[Instructions to follow] Can you transcribe every record below exactly as it appears?

[Records for this task]

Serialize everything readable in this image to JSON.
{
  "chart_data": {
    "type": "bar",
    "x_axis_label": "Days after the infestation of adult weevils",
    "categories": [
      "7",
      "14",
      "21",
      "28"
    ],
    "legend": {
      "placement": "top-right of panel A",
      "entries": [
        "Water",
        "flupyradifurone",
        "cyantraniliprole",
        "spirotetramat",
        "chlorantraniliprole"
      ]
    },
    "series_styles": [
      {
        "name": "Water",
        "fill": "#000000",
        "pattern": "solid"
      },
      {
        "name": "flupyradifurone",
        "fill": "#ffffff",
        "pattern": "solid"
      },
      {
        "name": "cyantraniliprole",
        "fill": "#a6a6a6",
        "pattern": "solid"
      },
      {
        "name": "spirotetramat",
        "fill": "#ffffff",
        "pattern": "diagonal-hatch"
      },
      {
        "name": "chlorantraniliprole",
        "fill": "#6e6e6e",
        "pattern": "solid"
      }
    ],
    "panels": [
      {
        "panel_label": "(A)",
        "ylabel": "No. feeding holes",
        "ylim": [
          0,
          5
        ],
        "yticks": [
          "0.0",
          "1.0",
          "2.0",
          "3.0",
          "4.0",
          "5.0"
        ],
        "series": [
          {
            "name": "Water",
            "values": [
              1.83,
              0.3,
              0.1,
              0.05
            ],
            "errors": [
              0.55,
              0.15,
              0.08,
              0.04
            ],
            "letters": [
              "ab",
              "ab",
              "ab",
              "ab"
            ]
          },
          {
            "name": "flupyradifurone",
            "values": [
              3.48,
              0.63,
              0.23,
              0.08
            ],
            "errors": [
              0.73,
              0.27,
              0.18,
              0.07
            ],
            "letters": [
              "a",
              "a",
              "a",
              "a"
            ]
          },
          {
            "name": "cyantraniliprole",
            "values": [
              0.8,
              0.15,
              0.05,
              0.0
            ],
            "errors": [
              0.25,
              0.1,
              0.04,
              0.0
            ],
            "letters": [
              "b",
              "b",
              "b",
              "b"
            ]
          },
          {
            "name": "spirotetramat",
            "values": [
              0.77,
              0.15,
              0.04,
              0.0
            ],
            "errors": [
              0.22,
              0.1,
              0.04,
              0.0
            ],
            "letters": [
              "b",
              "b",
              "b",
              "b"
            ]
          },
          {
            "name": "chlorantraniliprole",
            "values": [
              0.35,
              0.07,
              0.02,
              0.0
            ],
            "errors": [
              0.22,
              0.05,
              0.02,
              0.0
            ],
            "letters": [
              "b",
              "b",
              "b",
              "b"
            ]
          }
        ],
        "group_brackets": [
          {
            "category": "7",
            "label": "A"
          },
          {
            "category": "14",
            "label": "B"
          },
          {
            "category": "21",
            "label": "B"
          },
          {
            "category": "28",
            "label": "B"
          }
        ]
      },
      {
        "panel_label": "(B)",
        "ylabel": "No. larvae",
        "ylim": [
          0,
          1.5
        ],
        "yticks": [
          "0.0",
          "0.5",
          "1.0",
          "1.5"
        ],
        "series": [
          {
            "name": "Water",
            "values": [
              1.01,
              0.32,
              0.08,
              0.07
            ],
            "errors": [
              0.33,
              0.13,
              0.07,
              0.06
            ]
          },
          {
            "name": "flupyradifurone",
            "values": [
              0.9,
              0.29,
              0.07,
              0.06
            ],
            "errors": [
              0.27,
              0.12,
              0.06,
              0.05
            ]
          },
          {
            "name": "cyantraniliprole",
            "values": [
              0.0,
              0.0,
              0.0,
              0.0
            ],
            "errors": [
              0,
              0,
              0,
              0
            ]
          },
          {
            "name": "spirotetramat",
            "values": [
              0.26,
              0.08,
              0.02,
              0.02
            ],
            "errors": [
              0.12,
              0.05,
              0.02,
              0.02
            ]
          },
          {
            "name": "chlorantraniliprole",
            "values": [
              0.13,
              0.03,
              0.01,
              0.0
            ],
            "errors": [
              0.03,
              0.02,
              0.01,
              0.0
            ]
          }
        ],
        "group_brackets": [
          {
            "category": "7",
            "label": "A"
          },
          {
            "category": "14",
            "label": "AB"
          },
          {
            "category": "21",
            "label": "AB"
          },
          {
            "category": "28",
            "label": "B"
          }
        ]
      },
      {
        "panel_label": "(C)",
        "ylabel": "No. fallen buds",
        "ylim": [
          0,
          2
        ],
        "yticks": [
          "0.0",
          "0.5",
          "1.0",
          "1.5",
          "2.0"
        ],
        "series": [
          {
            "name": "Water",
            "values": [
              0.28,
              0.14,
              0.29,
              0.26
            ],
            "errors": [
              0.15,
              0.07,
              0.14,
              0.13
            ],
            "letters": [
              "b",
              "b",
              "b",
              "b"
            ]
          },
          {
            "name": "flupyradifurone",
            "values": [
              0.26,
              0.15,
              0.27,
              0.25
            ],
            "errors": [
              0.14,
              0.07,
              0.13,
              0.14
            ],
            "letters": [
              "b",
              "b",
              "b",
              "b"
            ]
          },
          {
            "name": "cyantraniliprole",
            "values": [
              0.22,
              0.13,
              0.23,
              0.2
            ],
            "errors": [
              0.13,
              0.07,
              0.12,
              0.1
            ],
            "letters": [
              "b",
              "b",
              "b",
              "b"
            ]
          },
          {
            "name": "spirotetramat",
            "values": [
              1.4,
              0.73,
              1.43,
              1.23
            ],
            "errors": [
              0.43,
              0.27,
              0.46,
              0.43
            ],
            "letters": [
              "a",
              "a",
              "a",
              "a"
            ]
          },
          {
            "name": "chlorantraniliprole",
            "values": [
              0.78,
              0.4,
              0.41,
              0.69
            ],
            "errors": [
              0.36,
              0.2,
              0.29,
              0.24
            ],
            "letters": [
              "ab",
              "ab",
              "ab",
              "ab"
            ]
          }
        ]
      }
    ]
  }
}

[Task response]
Serialize everything readable in this image to JSON.
{
  "chart_data": {
    "type": "bar",
    "x_axis_label": "Days after the infestation of adult weevils",
    "categories": [
      "7",
      "14",
      "21",
      "28"
    ],
    "legend": {
      "placement": "top-right of panel A",
      "entries": [
        "Water",
        "flupyradifurone",
        "cyantraniliprole",
        "spirotetramat",
        "chlorantraniliprole"
      ]
    },
    "series_styles": [
      {
        "name": "Water",
        "fill": "#000000",
        "pattern": "solid"
      },
      {
        "name": "flupyradifurone",
        "fill": "#ffffff",
        "pattern": "solid"
      },
      {
        "name": "cyantraniliprole",
        "fill": "#a6a6a6",
        "pattern": "solid"
      },
      {
        "name": "spirotetramat",
        "fill": "#ffffff",
        "pattern": "diagonal-hatch"
      },
      {
        "name": "chlorantraniliprole",
        "fill": "#6e6e6e",
        "pattern": "solid"
      }
    ],
    "panels": [
      {
        "panel_label": "(A)",
        "ylabel": "No. feeding holes",
        "ylim": [
          0,
          5
        ],
        "yticks": [
          "0.0",
          "1.0",
          "2.0",
          "3.0",
          "4.0",
          "5.0"
        ],
        "series": [
          {
            "name": "Water",
            "values": [
              1.83,
              0.3,
              0.1,
              0.05
            ],
            "errors": [
              0.55,
              0.15,
              0.08,
              0.04
            ],
            "letters": [
              "ab",
              "ab",
              "ab",
              "ab"
            ]
          },
          {
            "name": "flupyradifurone",
            "values": [
              3.48,
              0.63,
              0.23,
              0.08
            ],
            "errors": [
              0.73,
              0.27,
              0.18,
              0.07
            ],
            "letters": [
              "a",
              "a",
              "a",
              "a"
            ]
          },
          {
            "name": "cyantraniliprole",
            "values": [
              0.8,
              0.15,
              0.05,
              0.0
            ],
            "errors": [
              0.25,
              0.1,
              0.04,
              0.0
            ],
            "letters": [
              "b",
              "b",
              "b",
              "b"
            ]
          },
          {
            "name": "spirotetramat",
            "values": [
              0.77,
              0.15,
              0.04,
              0.0
            ],
            "errors": [
              0.22,
              0.1,
              0.04,
              0.0
            ],
            "letters": [
              "b",
              "b",
              "b",
              "b"
            ]
          },
          {
            "name": "chlorantraniliprole",
            "values": [
              0.35,
              0.07,
              0.02,
              0.0
            ],
            "errors": [
              0.22,
              0.05,
              0.02,
              0.0
            ],
            "letters": [
              "b",
              "b",
              "b",
              "b"
            ]
          }
        ],
        "group_brackets": [
          {
            "category": "7",
            "label": "A"
          },
          {
            "category": "14",
            "label": "B"
          },
          {
            "category": "21",
            "label": "B"
          },
          {
            "category": "28",
            "label": "B"
          }
        ]
      },
      {
        "panel_label": "(B)",
        "ylabel": "No. larvae",
        "ylim": [
          0,
          1.5
        ],
        "yticks": [
          "0.0",
          "0.5",
          "1.0",
          "1.5"
        ],
        "series": [
          {
            "name": "Water",
            "values": [
              1.01,
              0.32,
              0.08,
              0.07
            ],
            "errors": [
              0.33,
              0.13,
              0.07,
              0.06
            ]
          },
          {
            "name": "flupyradifurone",
            "values": [
              0.9,
              0.29,
              0.07,
              0.06
            ],
            "errors": [
              0.27,
              0.12,
              0.06,
              0.05
            ]
          },
          {
            "name": "cyantraniliprole",
            "values": [
              0.0,
              0.0,
              0.0,
              0.0
            ],
            "errors": [
              0,
              0,
              0,
              0
            ]
          },
          {
            "name": "spirotetramat",
            "values": [
              0.26,
              0.08,
              0.02,
              0.02
            ],
            "errors": [
              0.12,
              0.05,
              0.02,
              0.02
            ]
          },
          {
            "name": "chlorantraniliprole",
            "values": [
              0.13,
              0.03,
              0.01,
              0.0
            ],
            "errors": [
              0.03,
              0.02,
              0.01,
              0.0
            ]
          }
        ],
        "group_brackets": [
          {
            "category": "7",
            "label": "A"
          },
          {
            "category": "14",
            "label": "AB"
          },
          {
            "category": "21",
            "label": "AB"
          },
          {
            "category": "28",
            "label": "B"
          }
        ]
      },
      {
        "panel_label": "(C)",
        "ylabel": "No. fallen buds",
        "ylim": [
          0,
          2
        ],
        "yticks": [
          "0.0",
          "0.5",
          "1.0",
          "1.5",
          "2.0"
        ],
        "series": [
          {
            "name": "Water",
            "values": [
              0.28,
              0.14,
              0.29,
              0.26
            ],
            "errors": [
              0.15,
              0.07,
              0.14,
              0.13
            ],
            "letters": [
              "b",
              "b",
              "b",
              "b"
            ]
          },
          {
            "name": "flupyradifurone",
            "values": [
              0.26,
              0.15,
              0.27,
              0.25
            ],
            "errors": [
              0.14,
              0.07,
              0.13,
              0.14
            ],
            "letters": [
              "b",
              "b",
              "b",
              "b"
            ]
          },
          {
            "name": "cyantraniliprole",
            "values": [
              0.22,
              0.13,
              0.23,
              0.2
            ],
            "errors": [
              0.13,
              0.07,
              0.12,
              0.1
            ],
            "letters": [
              "b",
              "b",
              "b",
              "b"
            ]
          },
          {
            "name": "spirotetramat",
            "values": [
              1.4,
              0.73,
              1.43,
              1.23
            ],
            "errors": [
              0.43,
              0.27,
              0.46,
              0.43
            ],
            "letters": [
              "a",
              "a",
              "a",
              "a"
            ]
          },
          {
            "name": "chlorantraniliprole",
            "values": [
              0.78,
              0.4,
              0.41,
              0.69
            ],
            "errors": [
              0.36,
              0.2,
              0.29,
              0.24
            ],
            "letters": [
              "ab",
              "ab",
              "ab",
              "ab"
            ]
          }
        ]
      }
    ]
  }
}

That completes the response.